Donor-acceptor copolymers and sol-gel processable zinc oxide for thin film transistors and hybrid photodetectors

Abstract

[ACCESS RESTRICTED TO THE UNIVERSITY OF MISSOURI AT REQUEST OF AUTHOR.] Organic semiconductors have been gaining attention both in research and commercial development for electronic devices due to their low manufacturing and processing costs. Copolymers based on diketopyrrolopyrrole (DPP) cores have attracted a lot of attention due to their high p-type as well as n-type carrier mobilities in organic field-effect transistors (FETs) and high power conversion efficiencies in solar cell structures. Hybrid organic-inorganic photodiode interfaces have also gained significant interest due to the realization of intrinsic p-n junctions as well as their unique physical properties such as mechanical flexibility and high photosensitivity. ZnO is an intrinsic n-type semiconductor which is non-toxic and sol-gel processable, creating avenues for film patterning and fully solution processed devices. In this work, we report the structural and charge transport properties of n-dialkyl side-chain substituted thiophene DPP end-capped with a phenyl group (Ph-TDPP-Ph) monomer in FETs which were fabricated by vacuum deposition and solvent casting. From grazing incidence X-ray diffraction (GIXRD), Ph-TDPP-Ph reveals polymorphic structure with [pi]-conjugated stacking direction oriented in-plane. The unit cell comprises either one monomer for one phase (TR1), or two monomers for the second phase (TR2). The TR2 phase thus signals a shift from a coplanar to herringbone orientation of the molecules. The device performance is sensitive to the ratio of the two triclinic phases found in the film. Some of the best FET performances with p-type carrier mobilities of 0.1 cm2/Vs and on/off ratio of 10[superscript 6] are for films that comprise mainly the TR1 phase.

## What the exercise asks
Please state the p-type carrier mobility that the abstract gives for some of the best FET performances. The material that comes next is separate from the abstract.

## Provided information
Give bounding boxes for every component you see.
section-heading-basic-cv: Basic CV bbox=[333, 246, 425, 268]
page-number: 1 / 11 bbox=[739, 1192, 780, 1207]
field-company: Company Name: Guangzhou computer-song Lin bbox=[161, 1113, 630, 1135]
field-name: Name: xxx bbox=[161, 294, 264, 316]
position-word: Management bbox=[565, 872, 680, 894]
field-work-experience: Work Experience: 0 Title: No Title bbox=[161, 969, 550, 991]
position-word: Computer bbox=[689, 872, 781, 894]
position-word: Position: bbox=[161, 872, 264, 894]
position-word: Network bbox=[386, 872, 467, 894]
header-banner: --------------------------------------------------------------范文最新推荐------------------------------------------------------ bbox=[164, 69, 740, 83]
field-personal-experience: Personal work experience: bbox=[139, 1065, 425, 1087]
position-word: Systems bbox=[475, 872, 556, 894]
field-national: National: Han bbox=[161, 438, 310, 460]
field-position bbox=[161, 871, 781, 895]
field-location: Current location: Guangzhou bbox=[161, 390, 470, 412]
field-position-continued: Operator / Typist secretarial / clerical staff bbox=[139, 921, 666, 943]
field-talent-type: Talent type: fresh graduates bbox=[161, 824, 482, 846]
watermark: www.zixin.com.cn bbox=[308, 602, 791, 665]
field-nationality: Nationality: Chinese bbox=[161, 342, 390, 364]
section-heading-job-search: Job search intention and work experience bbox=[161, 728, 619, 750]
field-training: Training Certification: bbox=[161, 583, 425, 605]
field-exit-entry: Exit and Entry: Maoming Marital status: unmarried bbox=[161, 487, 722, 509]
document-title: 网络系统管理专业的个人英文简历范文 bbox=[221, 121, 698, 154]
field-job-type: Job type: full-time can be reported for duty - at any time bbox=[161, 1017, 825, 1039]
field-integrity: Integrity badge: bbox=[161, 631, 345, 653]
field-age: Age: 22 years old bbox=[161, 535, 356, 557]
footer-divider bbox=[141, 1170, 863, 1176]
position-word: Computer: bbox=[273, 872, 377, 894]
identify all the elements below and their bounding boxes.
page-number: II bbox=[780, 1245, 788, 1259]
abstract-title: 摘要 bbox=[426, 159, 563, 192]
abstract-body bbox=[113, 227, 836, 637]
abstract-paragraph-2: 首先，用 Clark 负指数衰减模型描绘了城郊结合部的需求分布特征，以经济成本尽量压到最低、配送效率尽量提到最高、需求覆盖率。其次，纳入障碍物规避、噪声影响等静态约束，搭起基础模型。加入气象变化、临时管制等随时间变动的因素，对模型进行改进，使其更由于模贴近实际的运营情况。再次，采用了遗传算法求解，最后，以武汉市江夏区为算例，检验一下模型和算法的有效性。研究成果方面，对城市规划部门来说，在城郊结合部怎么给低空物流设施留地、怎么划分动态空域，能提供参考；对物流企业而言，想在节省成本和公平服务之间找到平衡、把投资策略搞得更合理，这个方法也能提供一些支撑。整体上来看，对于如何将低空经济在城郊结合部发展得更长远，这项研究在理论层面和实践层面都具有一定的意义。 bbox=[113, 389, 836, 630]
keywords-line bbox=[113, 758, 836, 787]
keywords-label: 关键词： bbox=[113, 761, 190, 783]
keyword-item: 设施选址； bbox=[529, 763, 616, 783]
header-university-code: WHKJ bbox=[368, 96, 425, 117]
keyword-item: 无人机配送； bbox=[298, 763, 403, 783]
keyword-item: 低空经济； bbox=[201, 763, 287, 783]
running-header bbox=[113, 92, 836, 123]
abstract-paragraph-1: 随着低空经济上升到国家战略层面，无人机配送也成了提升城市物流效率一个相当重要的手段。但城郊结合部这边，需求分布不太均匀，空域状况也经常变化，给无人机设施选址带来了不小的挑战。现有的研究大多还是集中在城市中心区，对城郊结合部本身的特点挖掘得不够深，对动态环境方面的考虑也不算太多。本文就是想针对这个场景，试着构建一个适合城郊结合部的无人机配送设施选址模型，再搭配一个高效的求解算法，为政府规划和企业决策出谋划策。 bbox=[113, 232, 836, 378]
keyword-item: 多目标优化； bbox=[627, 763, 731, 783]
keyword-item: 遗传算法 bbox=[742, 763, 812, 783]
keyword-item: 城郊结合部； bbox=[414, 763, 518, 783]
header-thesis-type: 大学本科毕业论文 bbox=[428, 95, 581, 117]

## Answer to the exercise
0.1 cm2/Vs